▸ Source records:

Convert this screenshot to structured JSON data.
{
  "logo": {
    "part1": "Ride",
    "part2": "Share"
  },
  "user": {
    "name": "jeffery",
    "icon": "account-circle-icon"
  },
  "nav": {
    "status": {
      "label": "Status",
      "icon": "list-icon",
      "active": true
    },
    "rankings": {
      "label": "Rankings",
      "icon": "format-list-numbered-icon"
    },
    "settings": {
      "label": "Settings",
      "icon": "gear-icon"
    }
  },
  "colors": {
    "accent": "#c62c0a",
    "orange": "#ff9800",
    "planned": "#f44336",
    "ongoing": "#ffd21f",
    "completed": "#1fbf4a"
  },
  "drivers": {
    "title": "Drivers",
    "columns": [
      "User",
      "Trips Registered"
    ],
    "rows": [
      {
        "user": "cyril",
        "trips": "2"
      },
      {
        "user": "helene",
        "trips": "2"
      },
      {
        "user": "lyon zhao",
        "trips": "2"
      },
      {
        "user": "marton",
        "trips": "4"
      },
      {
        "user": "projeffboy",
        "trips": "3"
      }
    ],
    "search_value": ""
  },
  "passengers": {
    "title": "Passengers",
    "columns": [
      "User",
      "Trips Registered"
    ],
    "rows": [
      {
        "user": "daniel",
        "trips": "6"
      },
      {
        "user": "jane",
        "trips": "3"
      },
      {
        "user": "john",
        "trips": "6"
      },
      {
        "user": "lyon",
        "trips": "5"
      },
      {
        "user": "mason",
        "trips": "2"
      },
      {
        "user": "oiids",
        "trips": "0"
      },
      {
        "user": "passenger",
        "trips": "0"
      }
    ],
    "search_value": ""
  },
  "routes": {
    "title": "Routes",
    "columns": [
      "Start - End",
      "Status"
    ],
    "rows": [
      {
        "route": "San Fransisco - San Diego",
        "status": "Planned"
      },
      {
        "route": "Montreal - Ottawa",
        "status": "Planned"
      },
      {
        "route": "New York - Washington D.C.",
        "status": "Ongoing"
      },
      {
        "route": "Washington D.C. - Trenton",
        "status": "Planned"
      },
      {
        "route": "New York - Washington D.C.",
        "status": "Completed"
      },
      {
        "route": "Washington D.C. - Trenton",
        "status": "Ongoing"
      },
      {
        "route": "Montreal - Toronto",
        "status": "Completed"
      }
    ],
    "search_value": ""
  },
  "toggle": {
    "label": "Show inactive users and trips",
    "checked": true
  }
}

▸ Exercise description: Transcribe every line of the data, exactly as it stands.

▸ Written solution:
Convert this screenshot to structured JSON data.
{
  "logo": {
    "part1": "Ride",
    "part2": "Share"
  },
  "user": {
    "name": "jeffery",
    "icon": "account-circle-icon"
  },
  "nav": {
    "status": {
      "label": "Status",
      "icon": "list-icon",
      "active": true
    },
    "rankings": {
      "label": "Rankings",
      "icon": "format-list-numbered-icon"
    },
    "settings": {
      "label": "Settings",
      "icon": "gear-icon"
    }
  },
  "colors": {
    "accent": "#c62c0a",
    "orange": "#ff9800",
    "planned": "#f44336",
    "ongoing": "#ffd21f",
    "completed": "#1fbf4a"
  },
  "drivers": {
    "title": "Drivers",
    "columns": [
      "User",
      "Trips Registered"
    ],
    "rows": [
      {
        "user": "cyril",
        "trips": "2"
      },
      {
        "user": "helene",
        "trips": "2"
      },
      {
        "user": "lyon zhao",
        "trips": "2"
      },
      {
        "user": "marton",
        "trips": "4"
      },
      {
        "user": "projeffboy",
        "trips": "3"
      }
    ],
    "search_value": ""
  },
  "passengers": {
    "title": "Passengers",
    "columns": [
      "User",
      "Trips Registered"
    ],
    "rows": [
      {
        "user": "daniel",
        "trips": "6"
      },
      {
        "user": "jane",
        "trips": "3"
      },
      {
        "user": "john",
        "trips": "6"
      },
      {
        "user": "lyon",
        "trips": "5"
      },
      {
        "user": "mason",
        "trips": "2"
      },
      {
        "user": "oiids",
        "trips": "0"
      },
      {
        "user": "passenger",
        "trips": "0"
      }
    ],
    "search_value": ""
  },
  "routes": {
    "title": "Routes",
    "columns": [
      "Start - End",
      "Status"
    ],
    "rows": [
      {
        "route": "San Fransisco - San Diego",
        "status": "Planned"
      },
      {
        "route": "Montreal - Ottawa",
        "status": "Planned"
      },
      {
        "route": "New York - Washington D.C.",
        "status": "Ongoing"
      },
      {
        "route": "Washington D.C. - Trenton",
        "status": "Planned"
      },
      {
        "route": "New York - Washington D.C.",
        "status": "Completed"
      },
      {
        "route": "Washington D.C. - Trenton",
        "status": "Ongoing"
      },
      {
        "route": "Montreal - Toronto",
        "status": "Completed"
      }
    ],
    "search_value": ""
  },
  "toggle": {
    "label": "Show inactive users and trips",
    "checked": true
  }
}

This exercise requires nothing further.